[DATASET EXCERPTS]
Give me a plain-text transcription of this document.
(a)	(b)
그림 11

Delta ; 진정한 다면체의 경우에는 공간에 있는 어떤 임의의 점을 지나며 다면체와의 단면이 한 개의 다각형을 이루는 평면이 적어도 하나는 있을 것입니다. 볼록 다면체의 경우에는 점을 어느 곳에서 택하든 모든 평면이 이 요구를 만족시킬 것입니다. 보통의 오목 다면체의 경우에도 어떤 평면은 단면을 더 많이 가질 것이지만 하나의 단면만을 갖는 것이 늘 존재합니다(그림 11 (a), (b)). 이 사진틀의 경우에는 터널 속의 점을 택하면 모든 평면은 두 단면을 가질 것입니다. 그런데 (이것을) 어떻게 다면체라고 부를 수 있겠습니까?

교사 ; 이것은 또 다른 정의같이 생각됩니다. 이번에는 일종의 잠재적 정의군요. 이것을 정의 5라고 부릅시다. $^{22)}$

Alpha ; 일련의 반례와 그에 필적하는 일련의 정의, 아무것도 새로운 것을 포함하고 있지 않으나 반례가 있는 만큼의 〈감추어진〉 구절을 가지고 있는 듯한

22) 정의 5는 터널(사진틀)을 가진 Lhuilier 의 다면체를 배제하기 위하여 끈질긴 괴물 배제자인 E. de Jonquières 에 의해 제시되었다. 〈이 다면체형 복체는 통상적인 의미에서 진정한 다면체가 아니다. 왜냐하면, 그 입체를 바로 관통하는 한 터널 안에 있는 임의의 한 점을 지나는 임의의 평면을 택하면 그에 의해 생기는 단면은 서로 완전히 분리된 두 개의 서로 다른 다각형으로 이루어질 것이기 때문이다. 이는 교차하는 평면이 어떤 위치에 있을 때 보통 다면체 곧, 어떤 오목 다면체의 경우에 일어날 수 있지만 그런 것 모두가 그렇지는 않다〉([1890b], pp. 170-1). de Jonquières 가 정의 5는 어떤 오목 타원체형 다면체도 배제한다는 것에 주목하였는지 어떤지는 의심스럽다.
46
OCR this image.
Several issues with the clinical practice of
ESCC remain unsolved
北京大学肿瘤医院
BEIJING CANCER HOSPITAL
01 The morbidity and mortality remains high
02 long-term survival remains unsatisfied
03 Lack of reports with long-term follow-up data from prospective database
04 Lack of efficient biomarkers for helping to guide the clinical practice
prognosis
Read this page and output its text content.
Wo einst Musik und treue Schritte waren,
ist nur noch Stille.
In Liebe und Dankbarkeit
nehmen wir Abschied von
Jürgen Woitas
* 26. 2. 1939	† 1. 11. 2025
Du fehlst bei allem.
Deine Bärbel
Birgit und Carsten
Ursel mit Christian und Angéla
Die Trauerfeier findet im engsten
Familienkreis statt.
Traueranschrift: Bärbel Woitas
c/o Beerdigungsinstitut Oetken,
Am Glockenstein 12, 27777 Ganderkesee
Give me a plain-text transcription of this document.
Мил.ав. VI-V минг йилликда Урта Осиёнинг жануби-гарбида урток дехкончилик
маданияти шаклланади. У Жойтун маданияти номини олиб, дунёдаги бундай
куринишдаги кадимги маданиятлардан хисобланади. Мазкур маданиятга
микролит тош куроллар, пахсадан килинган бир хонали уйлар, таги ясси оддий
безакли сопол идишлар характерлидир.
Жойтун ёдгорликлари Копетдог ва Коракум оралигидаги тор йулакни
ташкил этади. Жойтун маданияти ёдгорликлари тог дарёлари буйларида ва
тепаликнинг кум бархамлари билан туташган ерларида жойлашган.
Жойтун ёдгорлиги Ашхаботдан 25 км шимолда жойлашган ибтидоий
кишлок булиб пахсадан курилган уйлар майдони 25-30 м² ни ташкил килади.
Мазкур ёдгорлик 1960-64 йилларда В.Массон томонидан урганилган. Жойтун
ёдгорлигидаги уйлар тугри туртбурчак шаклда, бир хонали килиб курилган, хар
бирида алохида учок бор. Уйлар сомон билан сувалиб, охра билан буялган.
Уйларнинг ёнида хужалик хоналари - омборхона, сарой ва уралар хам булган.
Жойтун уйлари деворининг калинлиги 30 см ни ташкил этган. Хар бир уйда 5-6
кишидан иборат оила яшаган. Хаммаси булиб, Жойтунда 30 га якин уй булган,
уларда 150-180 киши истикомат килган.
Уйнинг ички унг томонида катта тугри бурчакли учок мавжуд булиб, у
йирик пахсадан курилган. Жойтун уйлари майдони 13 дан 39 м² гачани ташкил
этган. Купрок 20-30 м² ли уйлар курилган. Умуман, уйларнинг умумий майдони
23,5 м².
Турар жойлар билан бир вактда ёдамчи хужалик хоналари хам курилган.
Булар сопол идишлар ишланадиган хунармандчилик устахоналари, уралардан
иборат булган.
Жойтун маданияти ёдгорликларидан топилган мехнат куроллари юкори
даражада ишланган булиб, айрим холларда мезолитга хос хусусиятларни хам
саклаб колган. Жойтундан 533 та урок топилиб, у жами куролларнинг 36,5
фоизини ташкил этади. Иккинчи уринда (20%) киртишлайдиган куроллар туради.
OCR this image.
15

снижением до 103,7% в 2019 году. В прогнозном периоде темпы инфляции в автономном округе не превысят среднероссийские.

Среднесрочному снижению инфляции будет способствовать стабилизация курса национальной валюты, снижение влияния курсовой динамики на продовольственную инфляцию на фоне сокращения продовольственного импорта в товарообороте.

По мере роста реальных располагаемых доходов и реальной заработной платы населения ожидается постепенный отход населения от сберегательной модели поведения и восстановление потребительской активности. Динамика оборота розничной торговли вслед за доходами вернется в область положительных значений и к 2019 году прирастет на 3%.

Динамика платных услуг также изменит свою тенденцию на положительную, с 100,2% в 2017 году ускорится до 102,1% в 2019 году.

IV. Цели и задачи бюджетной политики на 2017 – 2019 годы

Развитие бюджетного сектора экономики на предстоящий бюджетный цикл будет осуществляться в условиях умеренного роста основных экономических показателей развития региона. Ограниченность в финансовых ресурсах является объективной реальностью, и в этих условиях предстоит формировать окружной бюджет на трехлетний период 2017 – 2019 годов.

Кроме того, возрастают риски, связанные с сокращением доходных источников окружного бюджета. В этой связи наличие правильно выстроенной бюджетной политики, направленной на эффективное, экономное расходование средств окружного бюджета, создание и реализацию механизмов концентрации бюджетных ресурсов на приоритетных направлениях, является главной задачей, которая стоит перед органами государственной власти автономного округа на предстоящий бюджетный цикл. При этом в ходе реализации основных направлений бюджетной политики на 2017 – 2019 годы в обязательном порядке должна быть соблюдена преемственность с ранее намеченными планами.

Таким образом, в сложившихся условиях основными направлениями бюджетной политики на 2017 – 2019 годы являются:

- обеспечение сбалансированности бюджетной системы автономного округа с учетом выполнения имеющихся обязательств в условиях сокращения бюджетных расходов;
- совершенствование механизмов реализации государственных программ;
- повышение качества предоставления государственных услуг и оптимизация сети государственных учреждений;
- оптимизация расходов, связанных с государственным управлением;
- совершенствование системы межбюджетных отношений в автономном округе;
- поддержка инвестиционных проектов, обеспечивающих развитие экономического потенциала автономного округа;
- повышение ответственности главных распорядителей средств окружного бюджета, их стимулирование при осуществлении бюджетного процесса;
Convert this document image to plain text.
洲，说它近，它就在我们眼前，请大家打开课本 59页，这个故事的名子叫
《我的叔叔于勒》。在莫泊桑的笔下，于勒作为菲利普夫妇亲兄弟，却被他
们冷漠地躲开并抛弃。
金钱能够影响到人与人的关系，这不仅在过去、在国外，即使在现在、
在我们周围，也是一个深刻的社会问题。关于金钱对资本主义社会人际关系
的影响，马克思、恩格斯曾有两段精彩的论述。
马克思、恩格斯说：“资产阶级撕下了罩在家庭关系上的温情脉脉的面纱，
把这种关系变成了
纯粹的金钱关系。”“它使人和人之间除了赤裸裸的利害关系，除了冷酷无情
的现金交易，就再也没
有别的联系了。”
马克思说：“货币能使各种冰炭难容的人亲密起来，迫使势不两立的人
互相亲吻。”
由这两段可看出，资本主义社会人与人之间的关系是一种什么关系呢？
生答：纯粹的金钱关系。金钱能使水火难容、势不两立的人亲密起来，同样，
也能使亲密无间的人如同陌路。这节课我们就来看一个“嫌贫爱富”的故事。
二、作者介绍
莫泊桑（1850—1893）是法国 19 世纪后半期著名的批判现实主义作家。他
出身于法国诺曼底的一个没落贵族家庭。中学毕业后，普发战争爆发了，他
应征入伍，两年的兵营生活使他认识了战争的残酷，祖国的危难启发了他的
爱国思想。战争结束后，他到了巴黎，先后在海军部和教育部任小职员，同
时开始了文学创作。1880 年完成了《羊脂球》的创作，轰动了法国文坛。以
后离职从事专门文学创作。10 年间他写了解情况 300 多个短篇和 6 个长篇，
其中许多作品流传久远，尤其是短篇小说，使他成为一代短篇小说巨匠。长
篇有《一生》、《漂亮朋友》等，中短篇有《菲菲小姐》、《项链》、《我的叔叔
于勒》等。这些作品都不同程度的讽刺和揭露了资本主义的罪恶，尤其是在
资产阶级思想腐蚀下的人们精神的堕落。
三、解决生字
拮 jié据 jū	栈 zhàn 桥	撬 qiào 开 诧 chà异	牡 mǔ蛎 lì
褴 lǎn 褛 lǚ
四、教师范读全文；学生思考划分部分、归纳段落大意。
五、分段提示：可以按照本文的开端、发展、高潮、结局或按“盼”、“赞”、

[TASK BRIEF] Scan the records for the string "тугри". Copy each line in which it appears.

[ANSWER]
ёдгорлигидаги уйлар тугри туртбурчак шаклда, бир хонали килиб курилган, хар
Уйнинг ички унг томонида катта тугри бурчакли учок мавжуд булиб, у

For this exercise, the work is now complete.